TASK PROMPT: Will you transcribe the entries that follow, exactly and in full?

LISTED RECORDS:
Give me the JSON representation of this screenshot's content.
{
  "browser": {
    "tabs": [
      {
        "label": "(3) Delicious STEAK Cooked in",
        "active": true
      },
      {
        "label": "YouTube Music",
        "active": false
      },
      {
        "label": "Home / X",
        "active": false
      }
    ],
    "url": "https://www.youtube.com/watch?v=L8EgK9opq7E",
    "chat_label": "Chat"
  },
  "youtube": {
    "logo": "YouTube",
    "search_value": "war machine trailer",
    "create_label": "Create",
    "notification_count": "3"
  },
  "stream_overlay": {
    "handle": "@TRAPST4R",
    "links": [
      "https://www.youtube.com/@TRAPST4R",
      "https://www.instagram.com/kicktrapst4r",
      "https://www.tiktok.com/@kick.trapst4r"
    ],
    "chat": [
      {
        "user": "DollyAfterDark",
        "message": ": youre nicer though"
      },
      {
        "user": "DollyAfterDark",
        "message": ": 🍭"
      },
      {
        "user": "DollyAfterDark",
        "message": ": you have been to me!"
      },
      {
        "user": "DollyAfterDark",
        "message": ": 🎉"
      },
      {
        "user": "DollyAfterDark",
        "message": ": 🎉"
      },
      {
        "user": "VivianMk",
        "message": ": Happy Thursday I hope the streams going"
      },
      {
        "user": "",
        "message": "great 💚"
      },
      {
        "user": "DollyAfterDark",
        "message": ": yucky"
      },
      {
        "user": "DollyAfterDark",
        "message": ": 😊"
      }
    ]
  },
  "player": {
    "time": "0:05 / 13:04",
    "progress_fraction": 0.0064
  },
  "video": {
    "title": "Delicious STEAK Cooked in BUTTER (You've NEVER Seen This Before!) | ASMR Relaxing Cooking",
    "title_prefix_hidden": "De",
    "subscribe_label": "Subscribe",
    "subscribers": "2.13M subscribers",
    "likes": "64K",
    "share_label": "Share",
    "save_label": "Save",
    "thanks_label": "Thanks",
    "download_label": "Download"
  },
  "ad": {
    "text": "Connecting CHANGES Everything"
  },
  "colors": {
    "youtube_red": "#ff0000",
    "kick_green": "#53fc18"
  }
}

RESULT FOR THIS TASK:
Give me the JSON representation of this screenshot's content.
{
  "browser": {
    "tabs": [
      {
        "label": "(3) Delicious STEAK Cooked in",
        "active": true
      },
      {
        "label": "YouTube Music",
        "active": false
      },
      {
        "label": "Home / X",
        "active": false
      }
    ],
    "url": "https://www.youtube.com/watch?v=L8EgK9opq7E",
    "chat_label": "Chat"
  },
  "youtube": {
    "logo": "YouTube",
    "search_value": "war machine trailer",
    "create_label": "Create",
    "notification_count": "3"
  },
  "stream_overlay": {
    "handle": "@TRAPST4R",
    "links": [
      "https://www.youtube.com/@TRAPST4R",
      "https://www.instagram.com/kicktrapst4r",
      "https://www.tiktok.com/@kick.trapst4r"
    ],
    "chat": [
      {
        "user": "DollyAfterDark",
        "message": ": youre nicer though"
      },
      {
        "user": "DollyAfterDark",
        "message": ": 🍭"
      },
      {
        "user": "DollyAfterDark",
        "message": ": you have been to me!"
      },
      {
        "user": "DollyAfterDark",
        "message": ": 🎉"
      },
      {
        "user": "DollyAfterDark",
        "message": ": 🎉"
      },
      {
        "user": "VivianMk",
        "message": ": Happy Thursday I hope the streams going"
      },
      {
        "user": "",
        "message": "great 💚"
      },
      {
        "user": "DollyAfterDark",
        "message": ": yucky"
      },
      {
        "user": "DollyAfterDark",
        "message": ": 😊"
      }
    ]
  },
  "player": {
    "time": "0:05 / 13:04",
    "progress_fraction": 0.0064
  },
  "video": {
    "title": "Delicious STEAK Cooked in BUTTER (You've NEVER Seen This Before!) | ASMR Relaxing Cooking",
    "title_prefix_hidden": "De",
    "subscribe_label": "Subscribe",
    "subscribers": "2.13M subscribers",
    "likes": "64K",
    "share_label": "Share",
    "save_label": "Save",
    "thanks_label": "Thanks",
    "download_label": "Download"
  },
  "ad": {
    "text": "Connecting CHANGES Everything"
  },
  "colors": {
    "youtube_red": "#ff0000",
    "kick_green": "#53fc18"
  }
}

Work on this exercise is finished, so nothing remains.